→ What you will do
Return the records exactly as they are.

** Start of Entries supplied **

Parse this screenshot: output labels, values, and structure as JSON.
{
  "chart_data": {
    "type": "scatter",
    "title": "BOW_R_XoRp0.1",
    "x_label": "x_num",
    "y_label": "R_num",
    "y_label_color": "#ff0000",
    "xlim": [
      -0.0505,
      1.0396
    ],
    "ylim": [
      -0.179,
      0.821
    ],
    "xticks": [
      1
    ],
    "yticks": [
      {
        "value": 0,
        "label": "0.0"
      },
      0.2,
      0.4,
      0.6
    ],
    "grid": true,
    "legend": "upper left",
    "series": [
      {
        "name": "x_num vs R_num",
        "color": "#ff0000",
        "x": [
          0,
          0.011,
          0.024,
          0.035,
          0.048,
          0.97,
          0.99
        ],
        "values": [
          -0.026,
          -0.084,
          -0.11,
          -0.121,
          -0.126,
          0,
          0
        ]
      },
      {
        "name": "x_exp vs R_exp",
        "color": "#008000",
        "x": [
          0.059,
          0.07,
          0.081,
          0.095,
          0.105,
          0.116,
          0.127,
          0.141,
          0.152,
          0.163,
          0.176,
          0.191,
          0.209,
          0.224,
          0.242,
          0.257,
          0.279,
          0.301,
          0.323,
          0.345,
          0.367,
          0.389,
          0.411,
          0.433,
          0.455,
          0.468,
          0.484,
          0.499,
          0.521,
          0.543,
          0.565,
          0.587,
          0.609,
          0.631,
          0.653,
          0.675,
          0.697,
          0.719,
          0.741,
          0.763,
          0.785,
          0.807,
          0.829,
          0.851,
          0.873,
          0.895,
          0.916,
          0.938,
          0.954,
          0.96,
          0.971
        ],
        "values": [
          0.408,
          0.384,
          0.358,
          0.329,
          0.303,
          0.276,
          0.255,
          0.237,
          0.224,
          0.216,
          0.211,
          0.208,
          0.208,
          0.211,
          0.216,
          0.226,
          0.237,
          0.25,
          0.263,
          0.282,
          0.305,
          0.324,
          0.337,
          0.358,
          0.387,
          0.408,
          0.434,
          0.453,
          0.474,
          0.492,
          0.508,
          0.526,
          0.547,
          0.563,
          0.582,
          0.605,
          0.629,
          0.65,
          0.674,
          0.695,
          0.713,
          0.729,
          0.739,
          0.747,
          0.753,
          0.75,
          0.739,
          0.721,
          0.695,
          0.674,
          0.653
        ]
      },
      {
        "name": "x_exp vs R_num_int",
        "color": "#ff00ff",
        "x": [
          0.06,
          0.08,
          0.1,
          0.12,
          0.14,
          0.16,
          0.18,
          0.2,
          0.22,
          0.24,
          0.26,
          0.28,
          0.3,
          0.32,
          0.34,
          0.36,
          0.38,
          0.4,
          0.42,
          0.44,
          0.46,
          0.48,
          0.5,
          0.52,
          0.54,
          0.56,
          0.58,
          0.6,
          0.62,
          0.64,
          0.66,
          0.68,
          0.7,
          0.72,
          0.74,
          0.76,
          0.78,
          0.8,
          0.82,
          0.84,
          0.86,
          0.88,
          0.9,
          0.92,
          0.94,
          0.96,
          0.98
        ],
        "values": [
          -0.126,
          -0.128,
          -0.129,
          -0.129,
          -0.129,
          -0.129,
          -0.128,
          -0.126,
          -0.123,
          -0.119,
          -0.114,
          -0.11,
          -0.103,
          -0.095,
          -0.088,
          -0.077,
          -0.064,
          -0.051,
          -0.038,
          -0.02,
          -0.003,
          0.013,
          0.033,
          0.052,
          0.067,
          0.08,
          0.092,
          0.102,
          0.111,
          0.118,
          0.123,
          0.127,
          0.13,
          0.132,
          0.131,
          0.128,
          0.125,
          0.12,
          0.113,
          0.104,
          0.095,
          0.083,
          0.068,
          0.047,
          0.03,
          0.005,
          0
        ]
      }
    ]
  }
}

** End of Entries supplied **

→ Correct output
Parse this screenshot: output labels, values, and structure as JSON.
{
  "chart_data": {
    "type": "scatter",
    "title": "BOW_R_XoRp0.1",
    "x_label": "x_num",
    "y_label": "R_num",
    "y_label_color": "#ff0000",
    "xlim": [
      -0.0505,
      1.0396
    ],
    "ylim": [
      -0.179,
      0.821
    ],
    "xticks": [
      1
    ],
    "yticks": [
      {
        "value": 0,
        "label": "0.0"
      },
      0.2,
      0.4,
      0.6
    ],
    "grid": true,
    "legend": "upper left",
    "series": [
      {
        "name": "x_num vs R_num",
        "color": "#ff0000",
        "x": [
          0,
          0.011,
          0.024,
          0.035,
          0.048,
          0.97,
          0.99
        ],
        "values": [
          -0.026,
          -0.084,
          -0.11,
          -0.121,
          -0.126,
          0,
          0
        ]
      },
      {
        "name": "x_exp vs R_exp",
        "color": "#008000",
        "x": [
          0.059,
          0.07,
          0.081,
          0.095,
          0.105,
          0.116,
          0.127,
          0.141,
          0.152,
          0.163,
          0.176,
          0.191,
          0.209,
          0.224,
          0.242,
          0.257,
          0.279,
          0.301,
          0.323,
          0.345,
          0.367,
          0.389,
          0.411,
          0.433,
          0.455,
          0.468,
          0.484,
          0.499,
          0.521,
          0.543,
          0.565,
          0.587,
          0.609,
          0.631,
          0.653,
          0.675,
          0.697,
          0.719,
          0.741,
          0.763,
          0.785,
          0.807,
          0.829,
          0.851,
          0.873,
          0.895,
          0.916,
          0.938,
          0.954,
          0.96,
          0.971
        ],
        "values": [
          0.408,
          0.384,
          0.358,
          0.329,
          0.303,
          0.276,
          0.255,
          0.237,
          0.224,
          0.216,
          0.211,
          0.208,
          0.208,
          0.211,
          0.216,
          0.226,
          0.237,
          0.25,
          0.263,
          0.282,
          0.305,
          0.324,
          0.337,
          0.358,
          0.387,
          0.408,
          0.434,
          0.453,
          0.474,
          0.492,
          0.508,
          0.526,
          0.547,
          0.563,
          0.582,
          0.605,
          0.629,
          0.65,
          0.674,
          0.695,
          0.713,
          0.729,
          0.739,
          0.747,
          0.753,
          0.75,
          0.739,
          0.721,
          0.695,
          0.674,
          0.653
        ]
      },
      {
        "name": "x_exp vs R_num_int",
        "color": "#ff00ff",
        "x": [
          0.06,
          0.08,
          0.1,
          0.12,
          0.14,
          0.16,
          0.18,
          0.2,
          0.22,
          0.24,
          0.26,
          0.28,
          0.3,
          0.32,
          0.34,
          0.36,
          0.38,
          0.4,
          0.42,
          0.44,
          0.46,
          0.48,
          0.5,
          0.52,
          0.54,
          0.56,
          0.58,
          0.6,
          0.62,
          0.64,
          0.66,
          0.68,
          0.7,
          0.72,
          0.74,
          0.76,
          0.78,
          0.8,
          0.82,
          0.84,
          0.86,
          0.88,
          0.9,
          0.92,
          0.94,
          0.96,
          0.98
        ],
        "values": [
          -0.126,
          -0.128,
          -0.129,
          -0.129,
          -0.129,
          -0.129,
          -0.128,
          -0.126,
          -0.123,
          -0.119,
          -0.114,
          -0.11,
          -0.103,
          -0.095,
          -0.088,
          -0.077,
          -0.064,
          -0.051,
          -0.038,
          -0.02,
          -0.003,
          0.013,
          0.033,
          0.052,
          0.067,
          0.08,
          0.092,
          0.102,
          0.111,
          0.118,
          0.123,
          0.127,
          0.13,
          0.132,
          0.131,
          0.128,
          0.125,
          0.12,
          0.113,
          0.104,
          0.095,
          0.083,
          0.068,
          0.047,
          0.03,
          0.005,
          0
        ]
      }
    ]
  }
}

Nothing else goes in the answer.